++++ SELECTED PASSAGE ++++

I needed an expert buyer – at Gillows I met David Imrie, and we decided to open our own business. It was on the eve of a major recessionary time, the late 80s, and there wasn’t a lot of money. David and I remortgaged our houses and put money in, and Cadogan Estates backed us, and we opened our first store in Abingdon. Over a passage of time, Cadogan made a modest investment. If we’d just had one store and then gave birth to another one store, it would have gone on forever, we had to accelerate it a bit, but 12 years later, with the help of the Bank of Scotland, we bought them out, they had a 50-times return on their investment. It was worth every penny, we’d never have done it without them. At that time we probably had 25 stores – today we’ve got 40.

Tell me more about the growth of the business?

Sometimes we’d open one store, one year we opened seven – in 2000, the opportunities were there and we took them. We had another management buyout in 2007, when we bought out the bank as well and David retired. When we were building the business it was hard, I worked six days one week and seven days the next for 18 months, didn’t take a holiday, and didn’t take a salary for the first six months. I thought I knew it all – your plans are always more ambitious than reality, but that’s what sees you through, you’re not going to build a business by thinking I’ll never do that. We now have 752 people, I know pretty much everybody’s name in the business, I phone the shops every weekend and visit the stores as much as I can. My business is built on people. People are our greatest asset, and I mean it.

You’re the biggest independent furniture chain in the country – how would you account for your success? And in a tough market, how do you keep the edge?

++++ DATA PROVIDED ++++

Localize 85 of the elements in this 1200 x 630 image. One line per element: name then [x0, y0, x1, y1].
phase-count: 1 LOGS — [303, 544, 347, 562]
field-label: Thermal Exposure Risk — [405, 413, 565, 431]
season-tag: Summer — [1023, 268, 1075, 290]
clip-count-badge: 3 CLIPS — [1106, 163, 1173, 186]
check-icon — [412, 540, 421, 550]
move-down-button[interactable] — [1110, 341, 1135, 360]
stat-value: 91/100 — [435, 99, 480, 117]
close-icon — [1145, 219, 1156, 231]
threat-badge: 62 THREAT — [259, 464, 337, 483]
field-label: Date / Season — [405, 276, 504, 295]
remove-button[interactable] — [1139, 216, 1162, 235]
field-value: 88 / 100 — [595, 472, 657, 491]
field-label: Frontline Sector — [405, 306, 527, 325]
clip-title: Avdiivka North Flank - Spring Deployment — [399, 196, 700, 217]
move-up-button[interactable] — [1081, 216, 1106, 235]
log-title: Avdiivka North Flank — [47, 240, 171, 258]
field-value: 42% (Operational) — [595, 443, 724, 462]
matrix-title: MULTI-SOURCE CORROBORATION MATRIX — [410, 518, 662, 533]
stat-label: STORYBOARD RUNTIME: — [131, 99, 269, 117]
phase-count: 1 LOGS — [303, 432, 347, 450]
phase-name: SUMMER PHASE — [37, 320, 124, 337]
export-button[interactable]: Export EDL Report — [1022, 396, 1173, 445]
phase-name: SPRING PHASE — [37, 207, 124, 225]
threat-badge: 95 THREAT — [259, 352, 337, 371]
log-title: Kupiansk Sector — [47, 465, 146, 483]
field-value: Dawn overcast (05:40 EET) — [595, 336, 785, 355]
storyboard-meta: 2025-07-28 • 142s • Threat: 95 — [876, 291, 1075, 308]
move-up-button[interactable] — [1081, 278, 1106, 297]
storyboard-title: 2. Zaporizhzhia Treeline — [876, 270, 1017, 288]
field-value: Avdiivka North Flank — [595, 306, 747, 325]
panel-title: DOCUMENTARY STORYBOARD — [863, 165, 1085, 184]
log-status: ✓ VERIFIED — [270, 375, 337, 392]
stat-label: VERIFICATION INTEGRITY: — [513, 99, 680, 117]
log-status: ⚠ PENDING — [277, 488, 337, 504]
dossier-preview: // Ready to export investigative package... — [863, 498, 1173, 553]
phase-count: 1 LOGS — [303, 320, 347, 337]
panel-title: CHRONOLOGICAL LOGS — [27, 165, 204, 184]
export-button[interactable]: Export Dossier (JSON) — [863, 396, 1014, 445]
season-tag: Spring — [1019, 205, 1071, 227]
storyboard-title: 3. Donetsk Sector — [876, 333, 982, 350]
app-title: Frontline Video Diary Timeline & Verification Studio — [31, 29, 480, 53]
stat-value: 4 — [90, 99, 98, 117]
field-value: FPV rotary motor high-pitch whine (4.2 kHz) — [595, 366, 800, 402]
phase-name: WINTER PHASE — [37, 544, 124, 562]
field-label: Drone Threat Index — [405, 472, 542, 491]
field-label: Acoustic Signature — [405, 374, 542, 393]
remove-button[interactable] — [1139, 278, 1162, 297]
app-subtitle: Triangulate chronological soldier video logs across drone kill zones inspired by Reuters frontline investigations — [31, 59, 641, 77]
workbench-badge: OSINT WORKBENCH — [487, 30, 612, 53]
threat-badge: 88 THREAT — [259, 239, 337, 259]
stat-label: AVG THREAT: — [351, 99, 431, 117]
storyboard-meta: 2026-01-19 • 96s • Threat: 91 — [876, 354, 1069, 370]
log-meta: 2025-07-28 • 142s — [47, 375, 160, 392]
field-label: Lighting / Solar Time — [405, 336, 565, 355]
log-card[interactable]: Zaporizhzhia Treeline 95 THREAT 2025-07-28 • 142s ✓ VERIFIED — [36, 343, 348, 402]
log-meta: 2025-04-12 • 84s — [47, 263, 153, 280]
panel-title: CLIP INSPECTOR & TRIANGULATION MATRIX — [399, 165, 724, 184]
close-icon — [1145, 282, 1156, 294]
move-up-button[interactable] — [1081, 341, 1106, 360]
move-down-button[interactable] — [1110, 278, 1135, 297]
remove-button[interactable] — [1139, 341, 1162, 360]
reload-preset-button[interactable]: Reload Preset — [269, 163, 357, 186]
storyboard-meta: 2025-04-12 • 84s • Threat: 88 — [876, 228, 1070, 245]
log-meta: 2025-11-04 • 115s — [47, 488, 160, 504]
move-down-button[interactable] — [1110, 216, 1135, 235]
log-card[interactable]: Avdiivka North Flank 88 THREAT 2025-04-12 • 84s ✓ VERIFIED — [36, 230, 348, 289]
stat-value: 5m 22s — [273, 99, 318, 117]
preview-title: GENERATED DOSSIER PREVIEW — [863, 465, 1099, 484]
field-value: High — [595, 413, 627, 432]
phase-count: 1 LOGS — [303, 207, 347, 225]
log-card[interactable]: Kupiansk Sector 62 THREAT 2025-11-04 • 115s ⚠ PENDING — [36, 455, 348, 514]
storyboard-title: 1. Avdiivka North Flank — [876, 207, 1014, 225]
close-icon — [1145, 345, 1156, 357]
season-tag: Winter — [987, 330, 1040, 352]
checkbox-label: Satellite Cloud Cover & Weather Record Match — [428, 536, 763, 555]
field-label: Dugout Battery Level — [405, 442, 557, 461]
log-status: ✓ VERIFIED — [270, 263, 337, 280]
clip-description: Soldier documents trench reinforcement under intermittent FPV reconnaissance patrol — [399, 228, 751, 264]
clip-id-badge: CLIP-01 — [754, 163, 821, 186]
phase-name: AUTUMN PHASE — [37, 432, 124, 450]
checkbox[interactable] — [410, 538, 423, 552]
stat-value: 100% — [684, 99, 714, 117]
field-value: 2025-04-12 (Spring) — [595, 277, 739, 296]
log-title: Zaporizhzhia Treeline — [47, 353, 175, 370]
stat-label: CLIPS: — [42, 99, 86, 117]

++++
++++ DATA PROVIDED ++++

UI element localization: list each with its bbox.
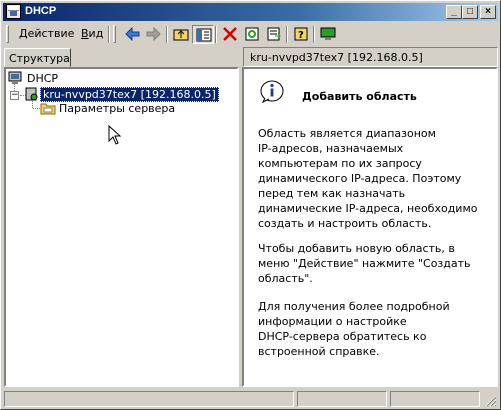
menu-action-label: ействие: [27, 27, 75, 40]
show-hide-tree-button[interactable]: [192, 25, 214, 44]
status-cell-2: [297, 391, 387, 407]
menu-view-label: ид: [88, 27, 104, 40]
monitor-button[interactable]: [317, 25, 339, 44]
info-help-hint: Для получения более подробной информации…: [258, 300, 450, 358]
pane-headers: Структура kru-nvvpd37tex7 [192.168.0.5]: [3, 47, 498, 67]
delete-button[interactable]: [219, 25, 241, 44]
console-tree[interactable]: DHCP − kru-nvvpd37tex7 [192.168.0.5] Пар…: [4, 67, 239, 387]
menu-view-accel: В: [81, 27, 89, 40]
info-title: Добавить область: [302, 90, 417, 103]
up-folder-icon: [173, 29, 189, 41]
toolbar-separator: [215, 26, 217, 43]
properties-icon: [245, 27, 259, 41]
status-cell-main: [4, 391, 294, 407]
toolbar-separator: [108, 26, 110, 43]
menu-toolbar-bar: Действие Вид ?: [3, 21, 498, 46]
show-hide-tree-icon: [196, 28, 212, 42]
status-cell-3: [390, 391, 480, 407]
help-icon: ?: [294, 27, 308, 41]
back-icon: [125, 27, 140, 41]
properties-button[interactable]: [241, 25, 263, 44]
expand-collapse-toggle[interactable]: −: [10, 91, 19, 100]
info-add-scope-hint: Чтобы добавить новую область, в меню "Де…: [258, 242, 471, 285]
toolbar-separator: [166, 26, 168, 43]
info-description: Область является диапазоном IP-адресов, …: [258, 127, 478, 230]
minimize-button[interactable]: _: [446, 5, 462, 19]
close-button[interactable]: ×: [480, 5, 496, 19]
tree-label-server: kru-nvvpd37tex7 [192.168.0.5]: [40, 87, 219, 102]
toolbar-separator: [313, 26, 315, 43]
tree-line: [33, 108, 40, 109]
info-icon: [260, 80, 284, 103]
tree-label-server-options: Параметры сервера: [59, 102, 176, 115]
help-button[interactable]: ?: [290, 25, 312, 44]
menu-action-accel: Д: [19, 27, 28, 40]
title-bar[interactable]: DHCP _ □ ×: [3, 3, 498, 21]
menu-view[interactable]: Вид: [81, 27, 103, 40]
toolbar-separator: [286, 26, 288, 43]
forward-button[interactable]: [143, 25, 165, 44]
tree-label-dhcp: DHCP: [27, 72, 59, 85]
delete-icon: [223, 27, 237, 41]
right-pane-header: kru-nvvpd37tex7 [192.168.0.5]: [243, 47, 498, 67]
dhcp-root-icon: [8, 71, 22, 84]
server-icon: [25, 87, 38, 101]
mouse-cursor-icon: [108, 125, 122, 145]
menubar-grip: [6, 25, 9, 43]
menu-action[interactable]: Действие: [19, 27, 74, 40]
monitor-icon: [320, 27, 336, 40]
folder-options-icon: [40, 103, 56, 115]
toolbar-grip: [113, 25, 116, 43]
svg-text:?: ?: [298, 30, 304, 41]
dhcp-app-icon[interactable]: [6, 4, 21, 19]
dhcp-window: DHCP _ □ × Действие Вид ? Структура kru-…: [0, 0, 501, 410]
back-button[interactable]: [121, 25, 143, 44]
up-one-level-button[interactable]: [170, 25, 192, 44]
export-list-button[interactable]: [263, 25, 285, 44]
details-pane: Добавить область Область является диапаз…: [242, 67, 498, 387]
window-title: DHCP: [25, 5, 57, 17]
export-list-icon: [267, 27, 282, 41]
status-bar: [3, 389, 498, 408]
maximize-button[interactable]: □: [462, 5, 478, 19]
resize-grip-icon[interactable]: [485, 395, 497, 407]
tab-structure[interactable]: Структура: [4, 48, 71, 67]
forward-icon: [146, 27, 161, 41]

++++
++++ DATA PROVIDED ++++

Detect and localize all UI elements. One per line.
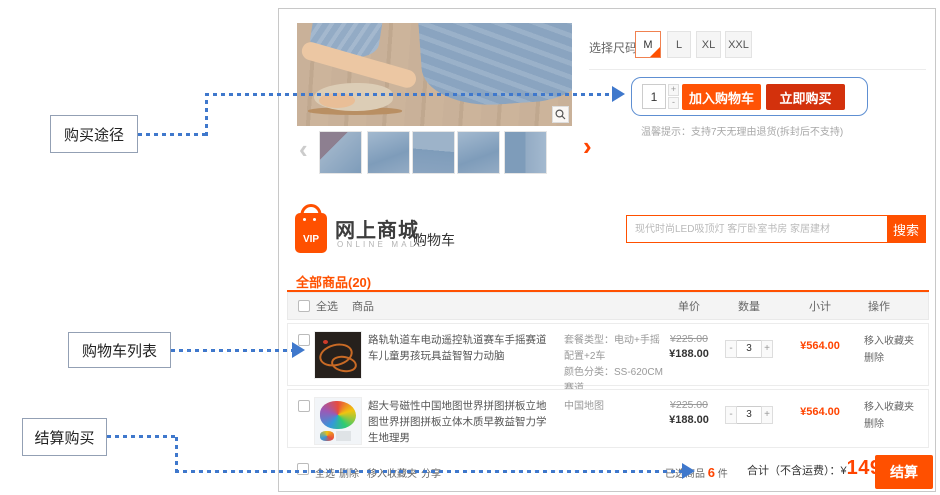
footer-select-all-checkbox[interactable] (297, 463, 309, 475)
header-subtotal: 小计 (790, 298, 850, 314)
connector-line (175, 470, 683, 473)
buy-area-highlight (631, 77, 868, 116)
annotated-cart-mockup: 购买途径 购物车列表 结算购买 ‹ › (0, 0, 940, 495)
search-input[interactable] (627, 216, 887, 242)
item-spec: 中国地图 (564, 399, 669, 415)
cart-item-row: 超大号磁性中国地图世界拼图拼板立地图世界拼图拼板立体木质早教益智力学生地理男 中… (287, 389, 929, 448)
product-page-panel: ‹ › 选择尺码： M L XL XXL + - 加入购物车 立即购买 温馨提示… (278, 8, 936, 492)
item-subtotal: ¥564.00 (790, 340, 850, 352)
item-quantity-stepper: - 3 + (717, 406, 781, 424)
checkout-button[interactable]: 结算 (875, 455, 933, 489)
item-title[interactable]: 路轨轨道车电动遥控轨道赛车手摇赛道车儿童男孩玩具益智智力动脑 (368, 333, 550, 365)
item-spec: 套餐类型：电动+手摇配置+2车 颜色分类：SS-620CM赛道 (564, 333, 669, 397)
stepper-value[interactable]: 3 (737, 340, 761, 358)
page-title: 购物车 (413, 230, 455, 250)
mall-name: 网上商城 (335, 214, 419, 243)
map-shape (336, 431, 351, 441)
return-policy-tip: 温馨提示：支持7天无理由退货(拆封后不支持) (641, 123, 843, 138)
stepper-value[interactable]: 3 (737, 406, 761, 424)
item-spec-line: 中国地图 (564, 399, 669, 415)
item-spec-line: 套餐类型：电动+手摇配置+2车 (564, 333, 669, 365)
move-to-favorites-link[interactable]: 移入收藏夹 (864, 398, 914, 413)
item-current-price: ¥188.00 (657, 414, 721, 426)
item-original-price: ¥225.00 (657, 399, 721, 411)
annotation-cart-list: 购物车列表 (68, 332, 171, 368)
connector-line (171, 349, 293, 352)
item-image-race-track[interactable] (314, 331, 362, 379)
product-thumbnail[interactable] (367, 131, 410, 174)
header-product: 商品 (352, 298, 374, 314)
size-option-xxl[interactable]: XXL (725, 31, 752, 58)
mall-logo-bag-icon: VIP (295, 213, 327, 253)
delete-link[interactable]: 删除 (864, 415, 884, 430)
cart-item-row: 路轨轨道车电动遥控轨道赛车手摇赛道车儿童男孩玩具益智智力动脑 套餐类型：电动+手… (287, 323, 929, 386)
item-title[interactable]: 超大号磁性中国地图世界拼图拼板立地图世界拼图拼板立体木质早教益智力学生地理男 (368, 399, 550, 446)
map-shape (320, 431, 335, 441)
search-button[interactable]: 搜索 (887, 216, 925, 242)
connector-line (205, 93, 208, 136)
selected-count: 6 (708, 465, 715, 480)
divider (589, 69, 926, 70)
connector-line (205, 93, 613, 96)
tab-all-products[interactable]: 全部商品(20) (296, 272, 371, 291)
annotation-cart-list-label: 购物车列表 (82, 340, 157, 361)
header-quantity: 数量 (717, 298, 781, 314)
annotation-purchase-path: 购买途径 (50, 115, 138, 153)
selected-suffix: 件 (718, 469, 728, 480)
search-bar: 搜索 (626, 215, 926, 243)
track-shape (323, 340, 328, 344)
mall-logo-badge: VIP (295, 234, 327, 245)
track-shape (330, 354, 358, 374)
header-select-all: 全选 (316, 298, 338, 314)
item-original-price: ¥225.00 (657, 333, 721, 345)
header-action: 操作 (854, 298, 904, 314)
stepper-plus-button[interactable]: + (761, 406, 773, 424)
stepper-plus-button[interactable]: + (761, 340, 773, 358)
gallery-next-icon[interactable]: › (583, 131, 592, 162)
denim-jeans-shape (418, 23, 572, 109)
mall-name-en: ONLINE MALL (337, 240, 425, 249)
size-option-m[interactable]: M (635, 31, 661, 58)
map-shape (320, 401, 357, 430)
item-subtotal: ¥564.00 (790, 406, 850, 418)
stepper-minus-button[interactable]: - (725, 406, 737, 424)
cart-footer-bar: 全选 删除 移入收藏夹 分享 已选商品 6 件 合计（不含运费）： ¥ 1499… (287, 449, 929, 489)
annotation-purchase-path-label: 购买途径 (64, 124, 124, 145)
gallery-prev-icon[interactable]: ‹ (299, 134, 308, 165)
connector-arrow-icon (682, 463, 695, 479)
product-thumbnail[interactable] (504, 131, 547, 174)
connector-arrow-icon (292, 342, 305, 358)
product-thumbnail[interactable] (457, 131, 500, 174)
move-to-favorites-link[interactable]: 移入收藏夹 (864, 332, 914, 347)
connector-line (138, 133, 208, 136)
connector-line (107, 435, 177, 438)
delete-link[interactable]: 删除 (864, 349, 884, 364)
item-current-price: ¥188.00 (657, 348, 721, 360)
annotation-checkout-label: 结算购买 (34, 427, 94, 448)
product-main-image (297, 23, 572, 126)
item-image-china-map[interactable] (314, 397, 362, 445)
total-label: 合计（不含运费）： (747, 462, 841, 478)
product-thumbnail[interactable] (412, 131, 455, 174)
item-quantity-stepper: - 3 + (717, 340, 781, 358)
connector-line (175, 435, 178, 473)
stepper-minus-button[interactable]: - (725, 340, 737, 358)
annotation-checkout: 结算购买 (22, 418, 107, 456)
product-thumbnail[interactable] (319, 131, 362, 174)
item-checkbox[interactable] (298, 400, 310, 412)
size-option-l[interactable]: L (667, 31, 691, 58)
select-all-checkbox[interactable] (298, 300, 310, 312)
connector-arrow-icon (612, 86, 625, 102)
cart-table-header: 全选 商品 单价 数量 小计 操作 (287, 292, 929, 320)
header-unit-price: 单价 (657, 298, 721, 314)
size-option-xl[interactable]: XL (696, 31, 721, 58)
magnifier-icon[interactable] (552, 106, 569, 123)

++++

■ TO BE DONE:
• a. List every organization named in the furniture business interview.
• b. Duplicate the passage in the furniture business interview starting at "Tell me more" and ending at "and I mean it.".
• c. Answer these from the furniture business interview:
(i) In which town did the first store open?
(ii) How many stores were opened in 2000?
(iii) How many people does the business now have?

■ THE REPLIES:
• a.
Gillows
Cadogan Estates
Bank of Scotland

• b.
Tell me more about the growth of the business?

Sometimes we’d open one store, one year we opened seven – in 2000, the opportunities were there and we took them. We had another management buyout in 2007, when we bought out the bank as well and David retired. When we were building the business it was hard, I worked six days one week and seven days the next for 18 months, didn’t take a holiday, and didn’t take a salary for the first six months. I thought I knew it all – your plans are always more ambitious than reality, but that’s what sees you through, you’re not going to build a business by thinking I’ll never do that. We now have 752 people, I know pretty much everybody’s name in the business, I phone the shops every weekend and visit the stores as much as I can. My business is built on people. People are our greatest asset, and I mean it.

• c.
(i) Abingdon
(ii) Seven
(iii) 752